**Exercise task**
Reproduce each line of the material precisely.
------------------------------------
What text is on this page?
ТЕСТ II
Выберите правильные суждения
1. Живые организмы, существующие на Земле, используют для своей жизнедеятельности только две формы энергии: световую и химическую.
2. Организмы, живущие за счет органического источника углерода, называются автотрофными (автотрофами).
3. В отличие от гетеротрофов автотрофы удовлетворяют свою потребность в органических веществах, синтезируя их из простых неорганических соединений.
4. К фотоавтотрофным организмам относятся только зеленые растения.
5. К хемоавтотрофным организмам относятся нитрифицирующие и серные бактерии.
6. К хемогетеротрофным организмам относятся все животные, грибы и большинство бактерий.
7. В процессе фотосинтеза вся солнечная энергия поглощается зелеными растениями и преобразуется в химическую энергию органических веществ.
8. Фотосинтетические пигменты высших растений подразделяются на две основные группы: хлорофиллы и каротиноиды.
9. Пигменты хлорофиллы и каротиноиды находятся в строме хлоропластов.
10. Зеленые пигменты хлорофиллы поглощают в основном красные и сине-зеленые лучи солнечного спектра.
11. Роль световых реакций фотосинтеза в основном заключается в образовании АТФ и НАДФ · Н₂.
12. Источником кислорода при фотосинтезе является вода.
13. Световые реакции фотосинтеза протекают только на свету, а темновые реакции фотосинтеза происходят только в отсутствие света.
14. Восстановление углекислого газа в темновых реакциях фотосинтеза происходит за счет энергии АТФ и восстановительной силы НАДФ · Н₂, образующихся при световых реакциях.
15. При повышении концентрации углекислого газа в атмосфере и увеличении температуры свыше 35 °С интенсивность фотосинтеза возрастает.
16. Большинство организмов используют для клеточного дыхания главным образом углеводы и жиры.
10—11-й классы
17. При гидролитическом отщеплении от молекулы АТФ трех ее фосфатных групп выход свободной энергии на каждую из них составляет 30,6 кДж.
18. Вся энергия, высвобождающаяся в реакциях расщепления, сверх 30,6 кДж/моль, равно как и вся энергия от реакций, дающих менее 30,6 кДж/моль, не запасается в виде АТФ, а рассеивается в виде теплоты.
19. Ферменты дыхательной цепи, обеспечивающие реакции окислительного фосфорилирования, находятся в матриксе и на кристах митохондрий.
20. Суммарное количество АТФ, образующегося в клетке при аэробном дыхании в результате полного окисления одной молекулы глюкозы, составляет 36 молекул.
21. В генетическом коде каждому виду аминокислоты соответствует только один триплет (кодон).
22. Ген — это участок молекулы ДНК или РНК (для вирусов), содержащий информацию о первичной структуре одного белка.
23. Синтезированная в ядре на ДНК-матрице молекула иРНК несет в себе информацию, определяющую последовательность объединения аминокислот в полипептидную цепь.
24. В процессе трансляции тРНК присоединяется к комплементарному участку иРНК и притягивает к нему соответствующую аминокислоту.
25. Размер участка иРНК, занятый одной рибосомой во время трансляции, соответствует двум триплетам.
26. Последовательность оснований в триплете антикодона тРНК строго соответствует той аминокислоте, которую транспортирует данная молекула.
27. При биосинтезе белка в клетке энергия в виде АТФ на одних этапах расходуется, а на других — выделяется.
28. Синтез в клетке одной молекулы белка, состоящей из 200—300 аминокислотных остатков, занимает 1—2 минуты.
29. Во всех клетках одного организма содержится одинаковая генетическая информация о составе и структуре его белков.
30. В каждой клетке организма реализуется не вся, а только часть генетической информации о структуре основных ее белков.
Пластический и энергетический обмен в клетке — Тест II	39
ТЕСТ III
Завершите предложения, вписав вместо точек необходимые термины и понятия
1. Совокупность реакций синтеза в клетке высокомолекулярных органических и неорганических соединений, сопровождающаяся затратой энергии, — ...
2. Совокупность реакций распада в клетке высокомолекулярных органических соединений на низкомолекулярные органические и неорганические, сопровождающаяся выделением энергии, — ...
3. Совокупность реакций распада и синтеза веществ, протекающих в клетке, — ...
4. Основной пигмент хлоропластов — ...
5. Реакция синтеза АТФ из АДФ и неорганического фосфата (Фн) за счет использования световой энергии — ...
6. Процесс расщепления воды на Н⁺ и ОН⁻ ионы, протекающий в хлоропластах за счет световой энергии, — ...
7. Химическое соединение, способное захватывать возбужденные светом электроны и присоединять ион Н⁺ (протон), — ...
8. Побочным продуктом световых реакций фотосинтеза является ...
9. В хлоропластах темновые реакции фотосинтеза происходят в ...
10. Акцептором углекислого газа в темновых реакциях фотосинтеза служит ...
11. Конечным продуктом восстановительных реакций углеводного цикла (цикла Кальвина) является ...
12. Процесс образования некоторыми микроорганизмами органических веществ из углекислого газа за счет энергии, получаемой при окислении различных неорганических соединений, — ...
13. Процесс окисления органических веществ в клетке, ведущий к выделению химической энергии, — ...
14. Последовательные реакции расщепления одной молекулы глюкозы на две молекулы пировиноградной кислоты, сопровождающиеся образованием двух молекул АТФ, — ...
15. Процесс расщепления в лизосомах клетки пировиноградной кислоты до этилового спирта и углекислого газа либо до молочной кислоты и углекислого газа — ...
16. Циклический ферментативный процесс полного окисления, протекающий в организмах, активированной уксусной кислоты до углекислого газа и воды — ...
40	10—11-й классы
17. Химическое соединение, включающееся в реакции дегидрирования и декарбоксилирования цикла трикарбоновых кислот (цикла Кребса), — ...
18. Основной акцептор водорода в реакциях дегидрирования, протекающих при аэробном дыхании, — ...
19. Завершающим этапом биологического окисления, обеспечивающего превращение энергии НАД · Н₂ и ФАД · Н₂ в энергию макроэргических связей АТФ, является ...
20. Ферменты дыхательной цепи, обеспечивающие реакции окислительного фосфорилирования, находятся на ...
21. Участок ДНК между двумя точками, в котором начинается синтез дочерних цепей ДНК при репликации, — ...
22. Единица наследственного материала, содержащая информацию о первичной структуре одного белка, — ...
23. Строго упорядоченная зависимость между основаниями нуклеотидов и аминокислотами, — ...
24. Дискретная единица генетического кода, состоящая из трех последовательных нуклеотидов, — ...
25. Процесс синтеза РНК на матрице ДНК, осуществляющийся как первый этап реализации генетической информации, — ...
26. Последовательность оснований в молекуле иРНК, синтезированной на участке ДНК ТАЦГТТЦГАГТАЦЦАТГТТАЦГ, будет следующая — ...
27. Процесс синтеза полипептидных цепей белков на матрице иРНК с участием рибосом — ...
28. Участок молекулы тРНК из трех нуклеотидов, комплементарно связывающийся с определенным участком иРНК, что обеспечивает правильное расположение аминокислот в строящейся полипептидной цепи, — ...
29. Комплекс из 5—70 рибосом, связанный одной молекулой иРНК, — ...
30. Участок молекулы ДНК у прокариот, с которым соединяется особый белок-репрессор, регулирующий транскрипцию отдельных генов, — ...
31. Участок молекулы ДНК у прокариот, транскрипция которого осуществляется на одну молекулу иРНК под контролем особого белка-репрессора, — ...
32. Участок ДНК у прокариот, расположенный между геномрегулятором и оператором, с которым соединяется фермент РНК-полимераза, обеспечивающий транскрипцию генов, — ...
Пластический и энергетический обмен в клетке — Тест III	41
------------------------------------
**Result below**
What text is on this page?
ТЕСТ II
Выберите правильные суждения
1. Живые организмы, существующие на Земле, используют для своей жизнедеятельности только две формы энергии: световую и химическую.
2. Организмы, живущие за счет органического источника углерода, называются автотрофными (автотрофами).
3. В отличие от гетеротрофов автотрофы удовлетворяют свою потребность в органических веществах, синтезируя их из простых неорганических соединений.
4. К фотоавтотрофным организмам относятся только зеленые растения.
5. К хемоавтотрофным организмам относятся нитрифицирующие и серные бактерии.
6. К хемогетеротрофным организмам относятся все животные, грибы и большинство бактерий.
7. В процессе фотосинтеза вся солнечная энергия поглощается зелеными растениями и преобразуется в химическую энергию органических веществ.
8. Фотосинтетические пигменты высших растений подразделяются на две основные группы: хлорофиллы и каротиноиды.
9. Пигменты хлорофиллы и каротиноиды находятся в строме хлоропластов.
10. Зеленые пигменты хлорофиллы поглощают в основном красные и сине-зеленые лучи солнечного спектра.
11. Роль световых реакций фотосинтеза в основном заключается в образовании АТФ и НАДФ · Н₂.
12. Источником кислорода при фотосинтезе является вода.
13. Световые реакции фотосинтеза протекают только на свету, а темновые реакции фотосинтеза происходят только в отсутствие света.
14. Восстановление углекислого газа в темновых реакциях фотосинтеза происходит за счет энергии АТФ и восстановительной силы НАДФ · Н₂, образующихся при световых реакциях.
15. При повышении концентрации углекислого газа в атмосфере и увеличении температуры свыше 35 °С интенсивность фотосинтеза возрастает.
16. Большинство организмов используют для клеточного дыхания главным образом углеводы и жиры.
10—11-й классы
17. При гидролитическом отщеплении от молекулы АТФ трех ее фосфатных групп выход свободной энергии на каждую из них составляет 30,6 кДж.
18. Вся энергия, высвобождающаяся в реакциях расщепления, сверх 30,6 кДж/моль, равно как и вся энергия от реакций, дающих менее 30,6 кДж/моль, не запасается в виде АТФ, а рассеивается в виде теплоты.
19. Ферменты дыхательной цепи, обеспечивающие реакции окислительного фосфорилирования, находятся в матриксе и на кристах митохондрий.
20. Суммарное количество АТФ, образующегося в клетке при аэробном дыхании в результате полного окисления одной молекулы глюкозы, составляет 36 молекул.
21. В генетическом коде каждому виду аминокислоты соответствует только один триплет (кодон).
22. Ген — это участок молекулы ДНК или РНК (для вирусов), содержащий информацию о первичной структуре одного белка.
23. Синтезированная в ядре на ДНК-матрице молекула иРНК несет в себе информацию, определяющую последовательность объединения аминокислот в полипептидную цепь.
24. В процессе трансляции тРНК присоединяется к комплементарному участку иРНК и притягивает к нему соответствующую аминокислоту.
25. Размер участка иРНК, занятый одной рибосомой во время трансляции, соответствует двум триплетам.
26. Последовательность оснований в триплете антикодона тРНК строго соответствует той аминокислоте, которую транспортирует данная молекула.
27. При биосинтезе белка в клетке энергия в виде АТФ на одних этапах расходуется, а на других — выделяется.
28. Синтез в клетке одной молекулы белка, состоящей из 200—300 аминокислотных остатков, занимает 1—2 минуты.
29. Во всех клетках одного организма содержится одинаковая генетическая информация о составе и структуре его белков.
30. В каждой клетке организма реализуется не вся, а только часть генетической информации о структуре основных ее белков.
Пластический и энергетический обмен в клетке — Тест II	39
ТЕСТ III
Завершите предложения, вписав вместо точек необходимые термины и понятия
1. Совокупность реакций синтеза в клетке высокомолекулярных органических и неорганических соединений, сопровождающаяся затратой энергии, — ...
2. Совокупность реакций распада в клетке высокомолекулярных органических соединений на низкомолекулярные органические и неорганические, сопровождающаяся выделением энергии, — ...
3. Совокупность реакций распада и синтеза веществ, протекающих в клетке, — ...
4. Основной пигмент хлоропластов — ...
5. Реакция синтеза АТФ из АДФ и неорганического фосфата (Фн) за счет использования световой энергии — ...
6. Процесс расщепления воды на Н⁺ и ОН⁻ ионы, протекающий в хлоропластах за счет световой энергии, — ...
7. Химическое соединение, способное захватывать возбужденные светом электроны и присоединять ион Н⁺ (протон), — ...
8. Побочным продуктом световых реакций фотосинтеза является ...
9. В хлоропластах темновые реакции фотосинтеза происходят в ...
10. Акцептором углекислого газа в темновых реакциях фотосинтеза служит ...
11. Конечным продуктом восстановительных реакций углеводного цикла (цикла Кальвина) является ...
12. Процесс образования некоторыми микроорганизмами органических веществ из углекислого газа за счет энергии, получаемой при окислении различных неорганических соединений, — ...
13. Процесс окисления органических веществ в клетке, ведущий к выделению химической энергии, — ...
14. Последовательные реакции расщепления одной молекулы глюкозы на две молекулы пировиноградной кислоты, сопровождающиеся образованием двух молекул АТФ, — ...
15. Процесс расщепления в лизосомах клетки пировиноградной кислоты до этилового спирта и углекислого газа либо до молочной кислоты и углекислого газа — ...
16. Циклический ферментативный процесс полного окисления, протекающий в организмах, активированной уксусной кислоты до углекислого газа и воды — ...
40	10—11-й классы
17. Химическое соединение, включающееся в реакции дегидрирования и декарбоксилирования цикла трикарбоновых кислот (цикла Кребса), — ...
18. Основной акцептор водорода в реакциях дегидрирования, протекающих при аэробном дыхании, — ...
19. Завершающим этапом биологического окисления, обеспечивающего превращение энергии НАД · Н₂ и ФАД · Н₂ в энергию макроэргических связей АТФ, является ...
20. Ферменты дыхательной цепи, обеспечивающие реакции окислительного фосфорилирования, находятся на ...
21. Участок ДНК между двумя точками, в котором начинается синтез дочерних цепей ДНК при репликации, — ...
22. Единица наследственного материала, содержащая информацию о первичной структуре одного белка, — ...
23. Строго упорядоченная зависимость между основаниями нуклеотидов и аминокислотами, — ...
24. Дискретная единица генетического кода, состоящая из трех последовательных нуклеотидов, — ...
25. Процесс синтеза РНК на матрице ДНК, осуществляющийся как первый этап реализации генетической информации, — ...
26. Последовательность оснований в молекуле иРНК, синтезированной на участке ДНК ТАЦГТТЦГАГТАЦЦАТГТТАЦГ, будет следующая — ...
27. Процесс синтеза полипептидных цепей белков на матрице иРНК с участием рибосом — ...
28. Участок молекулы тРНК из трех нуклеотидов, комплементарно связывающийся с определенным участком иРНК, что обеспечивает правильное расположение аминокислот в строящейся полипептидной цепи, — ...
29. Комплекс из 5—70 рибосом, связанный одной молекулой иРНК, — ...
30. Участок молекулы ДНК у прокариот, с которым соединяется особый белок-репрессор, регулирующий транскрипцию отдельных генов, — ...
31. Участок молекулы ДНК у прокариот, транскрипция которого осуществляется на одну молекулу иРНК под контролем особого белка-репрессора, — ...
32. Участок ДНК у прокариот, расположенный между геномрегулятором и оператором, с которым соединяется фермент РНК-полимераза, обеспечивающий транскрипцию генов, — ...
Пластический и энергетический обмен в клетке — Тест III	41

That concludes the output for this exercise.